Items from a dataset
==================================================
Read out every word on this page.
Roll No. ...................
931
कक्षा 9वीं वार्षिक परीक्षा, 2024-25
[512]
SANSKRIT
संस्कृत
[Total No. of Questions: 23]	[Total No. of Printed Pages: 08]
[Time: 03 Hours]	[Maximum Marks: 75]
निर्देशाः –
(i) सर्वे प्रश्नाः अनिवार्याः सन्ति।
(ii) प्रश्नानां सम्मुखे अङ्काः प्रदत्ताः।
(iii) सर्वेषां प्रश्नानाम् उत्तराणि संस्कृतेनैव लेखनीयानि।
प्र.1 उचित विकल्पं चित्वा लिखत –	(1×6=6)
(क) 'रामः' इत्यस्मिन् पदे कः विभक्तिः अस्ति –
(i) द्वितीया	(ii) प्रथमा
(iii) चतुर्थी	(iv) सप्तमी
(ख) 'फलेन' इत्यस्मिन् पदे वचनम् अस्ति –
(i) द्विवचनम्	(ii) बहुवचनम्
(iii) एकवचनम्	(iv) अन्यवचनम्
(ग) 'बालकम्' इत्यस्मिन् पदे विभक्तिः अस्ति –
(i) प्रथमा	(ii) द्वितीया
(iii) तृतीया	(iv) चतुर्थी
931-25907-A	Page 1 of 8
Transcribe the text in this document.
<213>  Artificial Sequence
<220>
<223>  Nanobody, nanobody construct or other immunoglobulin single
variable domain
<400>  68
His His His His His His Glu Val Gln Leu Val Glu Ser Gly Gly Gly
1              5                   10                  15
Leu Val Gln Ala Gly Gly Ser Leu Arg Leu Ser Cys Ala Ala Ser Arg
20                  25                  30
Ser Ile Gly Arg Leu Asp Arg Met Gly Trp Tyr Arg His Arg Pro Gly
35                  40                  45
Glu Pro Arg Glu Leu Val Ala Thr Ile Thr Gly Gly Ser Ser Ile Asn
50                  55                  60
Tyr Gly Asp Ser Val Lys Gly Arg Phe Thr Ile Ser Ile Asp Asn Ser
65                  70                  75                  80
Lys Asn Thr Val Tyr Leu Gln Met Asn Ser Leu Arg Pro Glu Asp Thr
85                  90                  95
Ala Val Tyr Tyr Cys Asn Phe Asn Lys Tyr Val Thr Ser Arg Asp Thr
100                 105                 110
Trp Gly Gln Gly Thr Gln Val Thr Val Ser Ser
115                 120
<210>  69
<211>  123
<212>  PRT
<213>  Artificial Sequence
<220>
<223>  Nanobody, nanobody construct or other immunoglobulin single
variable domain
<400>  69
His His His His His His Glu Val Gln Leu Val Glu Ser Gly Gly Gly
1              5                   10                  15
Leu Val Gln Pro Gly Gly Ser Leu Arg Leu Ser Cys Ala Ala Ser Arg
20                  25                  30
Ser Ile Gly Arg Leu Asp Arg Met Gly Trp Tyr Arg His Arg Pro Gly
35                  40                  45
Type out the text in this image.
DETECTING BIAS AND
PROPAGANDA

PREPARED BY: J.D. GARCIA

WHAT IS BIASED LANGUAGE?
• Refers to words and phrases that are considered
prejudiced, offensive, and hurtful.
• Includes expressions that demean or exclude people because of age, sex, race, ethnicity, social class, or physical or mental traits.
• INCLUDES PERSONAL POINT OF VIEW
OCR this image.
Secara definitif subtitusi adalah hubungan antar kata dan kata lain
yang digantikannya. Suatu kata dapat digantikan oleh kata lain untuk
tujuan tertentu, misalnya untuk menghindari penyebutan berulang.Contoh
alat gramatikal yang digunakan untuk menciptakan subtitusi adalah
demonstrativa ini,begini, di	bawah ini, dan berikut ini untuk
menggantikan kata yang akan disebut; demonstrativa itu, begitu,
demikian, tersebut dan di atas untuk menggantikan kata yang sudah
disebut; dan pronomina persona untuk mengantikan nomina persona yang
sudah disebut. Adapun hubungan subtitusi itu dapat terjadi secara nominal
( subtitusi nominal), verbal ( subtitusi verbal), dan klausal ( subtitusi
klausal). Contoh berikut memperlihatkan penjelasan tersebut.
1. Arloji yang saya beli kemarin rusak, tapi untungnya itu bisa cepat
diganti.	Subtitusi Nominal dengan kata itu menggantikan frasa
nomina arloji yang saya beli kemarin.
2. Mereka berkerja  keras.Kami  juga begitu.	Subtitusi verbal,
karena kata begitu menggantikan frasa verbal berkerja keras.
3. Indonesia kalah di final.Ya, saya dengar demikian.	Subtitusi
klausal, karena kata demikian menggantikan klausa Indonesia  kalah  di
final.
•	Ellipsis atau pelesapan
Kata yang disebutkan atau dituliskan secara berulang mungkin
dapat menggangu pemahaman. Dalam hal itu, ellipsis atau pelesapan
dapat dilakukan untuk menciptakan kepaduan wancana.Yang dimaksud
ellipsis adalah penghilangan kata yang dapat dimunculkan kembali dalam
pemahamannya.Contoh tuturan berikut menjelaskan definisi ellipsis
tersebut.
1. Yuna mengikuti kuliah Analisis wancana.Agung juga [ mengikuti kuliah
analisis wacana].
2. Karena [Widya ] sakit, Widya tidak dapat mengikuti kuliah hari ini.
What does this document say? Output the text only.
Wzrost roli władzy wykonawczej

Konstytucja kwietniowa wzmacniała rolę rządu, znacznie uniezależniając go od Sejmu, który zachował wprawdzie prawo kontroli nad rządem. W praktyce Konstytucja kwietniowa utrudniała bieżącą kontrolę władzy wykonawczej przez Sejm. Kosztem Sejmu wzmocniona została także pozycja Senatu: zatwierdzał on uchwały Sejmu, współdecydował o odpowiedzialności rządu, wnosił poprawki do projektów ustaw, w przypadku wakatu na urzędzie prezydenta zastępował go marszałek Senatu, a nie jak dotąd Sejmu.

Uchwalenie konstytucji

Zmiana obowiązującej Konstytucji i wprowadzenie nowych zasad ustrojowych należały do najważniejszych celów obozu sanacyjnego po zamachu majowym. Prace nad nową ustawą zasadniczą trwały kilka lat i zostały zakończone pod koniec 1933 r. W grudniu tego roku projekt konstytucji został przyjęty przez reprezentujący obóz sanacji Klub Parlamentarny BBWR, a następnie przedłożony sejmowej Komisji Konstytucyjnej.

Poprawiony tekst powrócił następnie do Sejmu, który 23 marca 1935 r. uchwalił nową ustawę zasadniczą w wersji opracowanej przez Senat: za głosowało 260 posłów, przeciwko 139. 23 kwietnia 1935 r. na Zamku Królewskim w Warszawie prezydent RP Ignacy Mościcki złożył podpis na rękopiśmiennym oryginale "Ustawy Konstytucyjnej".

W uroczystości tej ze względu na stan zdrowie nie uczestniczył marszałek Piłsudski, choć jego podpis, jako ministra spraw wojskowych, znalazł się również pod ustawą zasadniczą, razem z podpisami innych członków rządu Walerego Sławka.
==================================================
Write out the whole listing again, exactly as it stands.

◆ Exercise output
Read out every word on this page.
Roll No. ...................
931
कक्षा 9वीं वार्षिक परीक्षा, 2024-25
[512]
SANSKRIT
संस्कृत
[Total No. of Questions: 23]	[Total No. of Printed Pages: 08]
[Time: 03 Hours]	[Maximum Marks: 75]
निर्देशाः –
(i) सर्वे प्रश्नाः अनिवार्याः सन्ति।
(ii) प्रश्नानां सम्मुखे अङ्काः प्रदत्ताः।
(iii) सर्वेषां प्रश्नानाम् उत्तराणि संस्कृतेनैव लेखनीयानि।
प्र.1 उचित विकल्पं चित्वा लिखत –	(1×6=6)
(क) 'रामः' इत्यस्मिन् पदे कः विभक्तिः अस्ति –
(i) द्वितीया	(ii) प्रथमा
(iii) चतुर्थी	(iv) सप्तमी
(ख) 'फलेन' इत्यस्मिन् पदे वचनम् अस्ति –
(i) द्विवचनम्	(ii) बहुवचनम्
(iii) एकवचनम्	(iv) अन्यवचनम्
(ग) 'बालकम्' इत्यस्मिन् पदे विभक्तिः अस्ति –
(i) प्रथमा	(ii) द्वितीया
(iii) तृतीया	(iv) चतुर्थी
931-25907-A	Page 1 of 8
Transcribe the text in this document.
<213>  Artificial Sequence
<220>
<223>  Nanobody, nanobody construct or other immunoglobulin single
variable domain
<400>  68
His His His His His His Glu Val Gln Leu Val Glu Ser Gly Gly Gly
1              5                   10                  15
Leu Val Gln Ala Gly Gly Ser Leu Arg Leu Ser Cys Ala Ala Ser Arg
20                  25                  30
Ser Ile Gly Arg Leu Asp Arg Met Gly Trp Tyr Arg His Arg Pro Gly
35                  40                  45
Glu Pro Arg Glu Leu Val Ala Thr Ile Thr Gly Gly Ser Ser Ile Asn
50                  55                  60
Tyr Gly Asp Ser Val Lys Gly Arg Phe Thr Ile Ser Ile Asp Asn Ser
65                  70                  75                  80
Lys Asn Thr Val Tyr Leu Gln Met Asn Ser Leu Arg Pro Glu Asp Thr
85                  90                  95
Ala Val Tyr Tyr Cys Asn Phe Asn Lys Tyr Val Thr Ser Arg Asp Thr
100                 105                 110
Trp Gly Gln Gly Thr Gln Val Thr Val Ser Ser
115                 120
<210>  69
<211>  123
<212>  PRT
<213>  Artificial Sequence
<220>
<223>  Nanobody, nanobody construct or other immunoglobulin single
variable domain
<400>  69
His His His His His His Glu Val Gln Leu Val Glu Ser Gly Gly Gly
1              5                   10                  15
Leu Val Gln Pro Gly Gly Ser Leu Arg Leu Ser Cys Ala Ala Ser Arg
20                  25                  30
Ser Ile Gly Arg Leu Asp Arg Met Gly Trp Tyr Arg His Arg Pro Gly
35                  40                  45
Type out the text in this image.
DETECTING BIAS AND
PROPAGANDA

PREPARED BY: J.D. GARCIA

WHAT IS BIASED LANGUAGE?
• Refers to words and phrases that are considered
prejudiced, offensive, and hurtful.
• Includes expressions that demean or exclude people because of age, sex, race, ethnicity, social class, or physical or mental traits.
• INCLUDES PERSONAL POINT OF VIEW
OCR this image.
Secara definitif subtitusi adalah hubungan antar kata dan kata lain
yang digantikannya. Suatu kata dapat digantikan oleh kata lain untuk
tujuan tertentu, misalnya untuk menghindari penyebutan berulang.Contoh
alat gramatikal yang digunakan untuk menciptakan subtitusi adalah
demonstrativa ini,begini, di	bawah ini, dan berikut ini untuk
menggantikan kata yang akan disebut; demonstrativa itu, begitu,
demikian, tersebut dan di atas untuk menggantikan kata yang sudah
disebut; dan pronomina persona untuk mengantikan nomina persona yang
sudah disebut. Adapun hubungan subtitusi itu dapat terjadi secara nominal
( subtitusi nominal), verbal ( subtitusi verbal), dan klausal ( subtitusi
klausal). Contoh berikut memperlihatkan penjelasan tersebut.
1. Arloji yang saya beli kemarin rusak, tapi untungnya itu bisa cepat
diganti.	Subtitusi Nominal dengan kata itu menggantikan frasa
nomina arloji yang saya beli kemarin.
2. Mereka berkerja  keras.Kami  juga begitu.	Subtitusi verbal,
karena kata begitu menggantikan frasa verbal berkerja keras.
3. Indonesia kalah di final.Ya, saya dengar demikian.	Subtitusi
klausal, karena kata demikian menggantikan klausa Indonesia  kalah  di
final.
•	Ellipsis atau pelesapan
Kata yang disebutkan atau dituliskan secara berulang mungkin
dapat menggangu pemahaman. Dalam hal itu, ellipsis atau pelesapan
dapat dilakukan untuk menciptakan kepaduan wancana.Yang dimaksud
ellipsis adalah penghilangan kata yang dapat dimunculkan kembali dalam
pemahamannya.Contoh tuturan berikut menjelaskan definisi ellipsis
tersebut.
1. Yuna mengikuti kuliah Analisis wancana.Agung juga [ mengikuti kuliah
analisis wacana].
2. Karena [Widya ] sakit, Widya tidak dapat mengikuti kuliah hari ini.
What does this document say? Output the text only.
Wzrost roli władzy wykonawczej

Konstytucja kwietniowa wzmacniała rolę rządu, znacznie uniezależniając go od Sejmu, który zachował wprawdzie prawo kontroli nad rządem. W praktyce Konstytucja kwietniowa utrudniała bieżącą kontrolę władzy wykonawczej przez Sejm. Kosztem Sejmu wzmocniona została także pozycja Senatu: zatwierdzał on uchwały Sejmu, współdecydował o odpowiedzialności rządu, wnosił poprawki do projektów ustaw, w przypadku wakatu na urzędzie prezydenta zastępował go marszałek Senatu, a nie jak dotąd Sejmu.

Uchwalenie konstytucji

Zmiana obowiązującej Konstytucji i wprowadzenie nowych zasad ustrojowych należały do najważniejszych celów obozu sanacyjnego po zamachu majowym. Prace nad nową ustawą zasadniczą trwały kilka lat i zostały zakończone pod koniec 1933 r. W grudniu tego roku projekt konstytucji został przyjęty przez reprezentujący obóz sanacji Klub Parlamentarny BBWR, a następnie przedłożony sejmowej Komisji Konstytucyjnej.

Poprawiony tekst powrócił następnie do Sejmu, który 23 marca 1935 r. uchwalił nową ustawę zasadniczą w wersji opracowanej przez Senat: za głosowało 260 posłów, przeciwko 139. 23 kwietnia 1935 r. na Zamku Królewskim w Warszawie prezydent RP Ignacy Mościcki złożył podpis na rękopiśmiennym oryginale "Ustawy Konstytucyjnej".

W uroczystości tej ze względu na stan zdrowie nie uczestniczył marszałek Piłsudski, choć jego podpis, jako ministra spraw wojskowych, znalazł się również pod ustawą zasadniczą, razem z podpisami innych członków rządu Walerego Sławka.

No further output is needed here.